WRITTEN INSTRUCTION
Write out every entry, unchanged. Skip any picture.

DATASET RECORDS
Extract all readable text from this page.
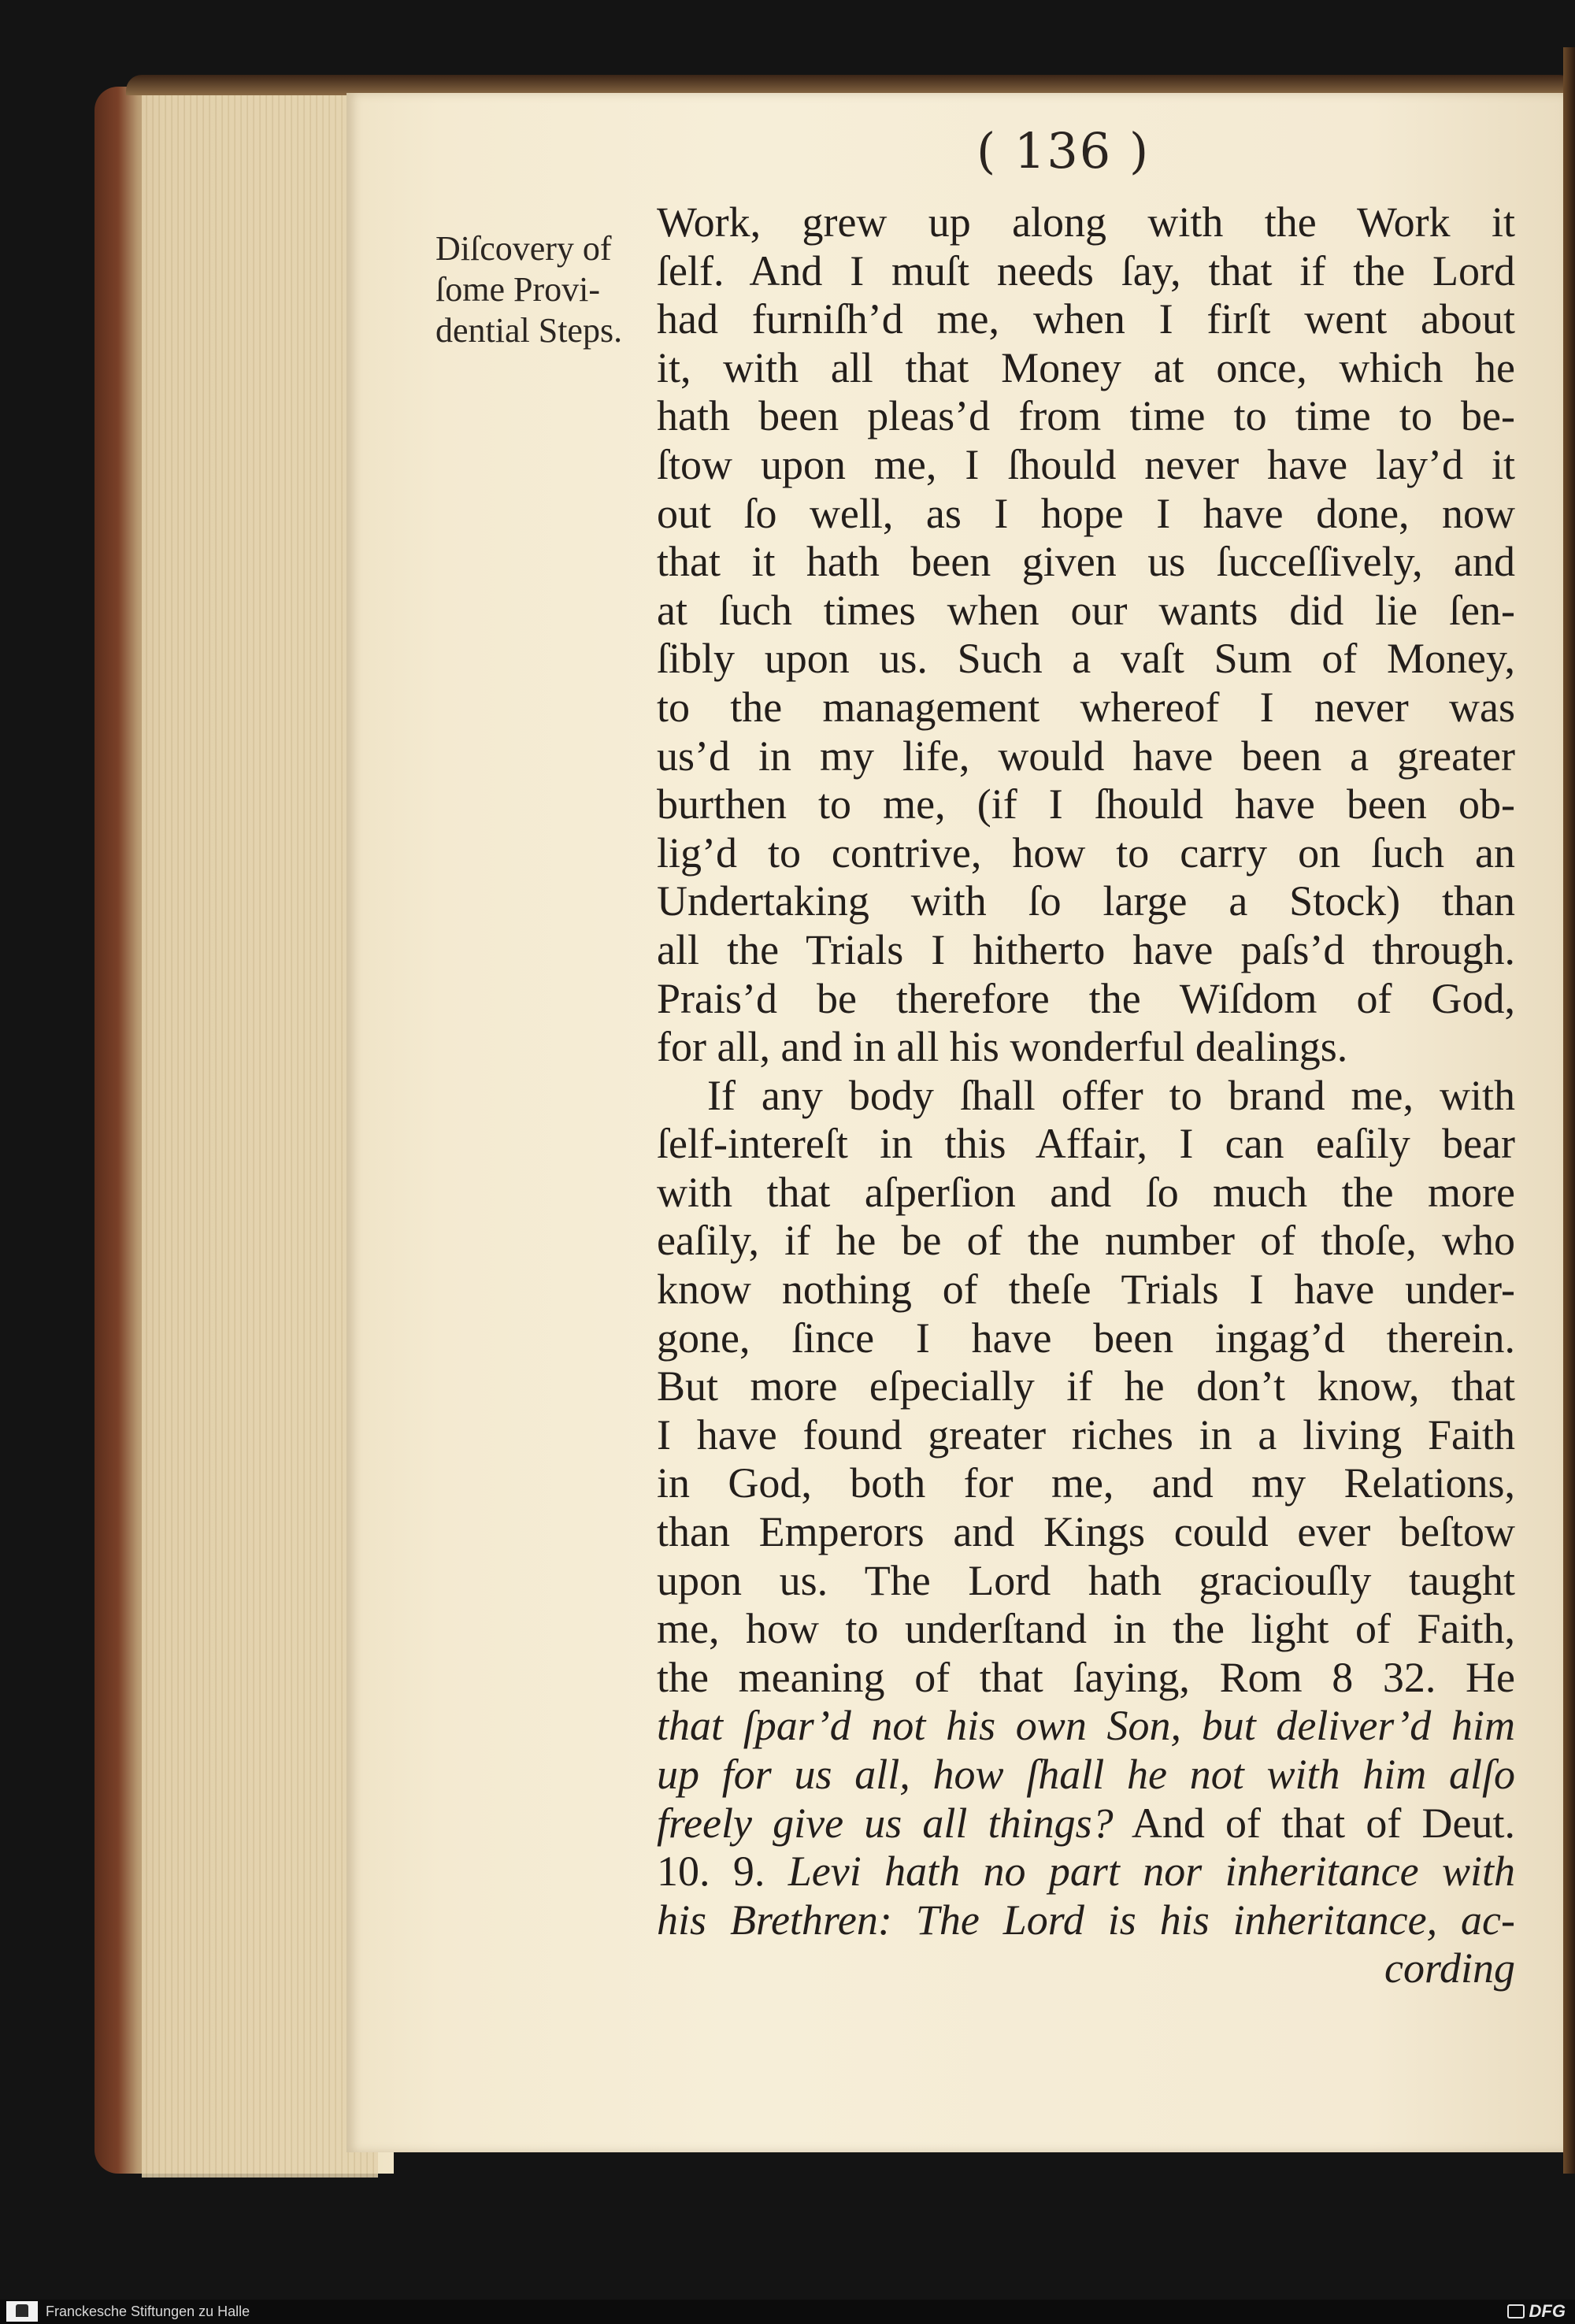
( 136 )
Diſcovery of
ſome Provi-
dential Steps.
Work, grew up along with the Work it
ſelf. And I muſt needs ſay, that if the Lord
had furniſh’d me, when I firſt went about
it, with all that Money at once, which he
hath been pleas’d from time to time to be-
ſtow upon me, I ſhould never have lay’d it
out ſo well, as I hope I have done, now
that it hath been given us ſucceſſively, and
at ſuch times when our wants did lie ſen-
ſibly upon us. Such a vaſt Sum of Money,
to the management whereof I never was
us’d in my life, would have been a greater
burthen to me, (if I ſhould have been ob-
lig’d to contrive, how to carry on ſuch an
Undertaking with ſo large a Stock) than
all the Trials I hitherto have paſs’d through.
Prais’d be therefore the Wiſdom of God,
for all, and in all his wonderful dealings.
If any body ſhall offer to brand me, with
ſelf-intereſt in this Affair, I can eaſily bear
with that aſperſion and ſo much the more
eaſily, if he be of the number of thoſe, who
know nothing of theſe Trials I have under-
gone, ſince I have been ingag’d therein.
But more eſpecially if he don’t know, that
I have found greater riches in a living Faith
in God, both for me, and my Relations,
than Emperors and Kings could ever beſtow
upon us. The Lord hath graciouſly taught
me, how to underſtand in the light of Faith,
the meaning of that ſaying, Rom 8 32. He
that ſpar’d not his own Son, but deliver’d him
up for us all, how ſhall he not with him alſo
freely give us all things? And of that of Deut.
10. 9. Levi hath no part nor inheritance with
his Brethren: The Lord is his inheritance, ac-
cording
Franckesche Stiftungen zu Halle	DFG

RESULT OF THE TASK
Extract all readable text from this page.
( 136 )
Diſcovery of
ſome Provi-
dential Steps.
Work, grew up along with the Work it
ſelf. And I muſt needs ſay, that if the Lord
had furniſh’d me, when I firſt went about
it, with all that Money at once, which he
hath been pleas’d from time to time to be-
ſtow upon me, I ſhould never have lay’d it
out ſo well, as I hope I have done, now
that it hath been given us ſucceſſively, and
at ſuch times when our wants did lie ſen-
ſibly upon us. Such a vaſt Sum of Money,
to the management whereof I never was
us’d in my life, would have been a greater
burthen to me, (if I ſhould have been ob-
lig’d to contrive, how to carry on ſuch an
Undertaking with ſo large a Stock) than
all the Trials I hitherto have paſs’d through.
Prais’d be therefore the Wiſdom of God,
for all, and in all his wonderful dealings.
If any body ſhall offer to brand me, with
ſelf-intereſt in this Affair, I can eaſily bear
with that aſperſion and ſo much the more
eaſily, if he be of the number of thoſe, who
know nothing of theſe Trials I have under-
gone, ſince I have been ingag’d therein.
But more eſpecially if he don’t know, that
I have found greater riches in a living Faith
in God, both for me, and my Relations,
than Emperors and Kings could ever beſtow
upon us. The Lord hath graciouſly taught
me, how to underſtand in the light of Faith,
the meaning of that ſaying, Rom 8 32. He
that ſpar’d not his own Son, but deliver’d him
up for us all, how ſhall he not with him alſo
freely give us all things? And of that of Deut.
10. 9. Levi hath no part nor inheritance with
his Brethren: The Lord is his inheritance, ac-
cording
Franckesche Stiftungen zu Halle	DFG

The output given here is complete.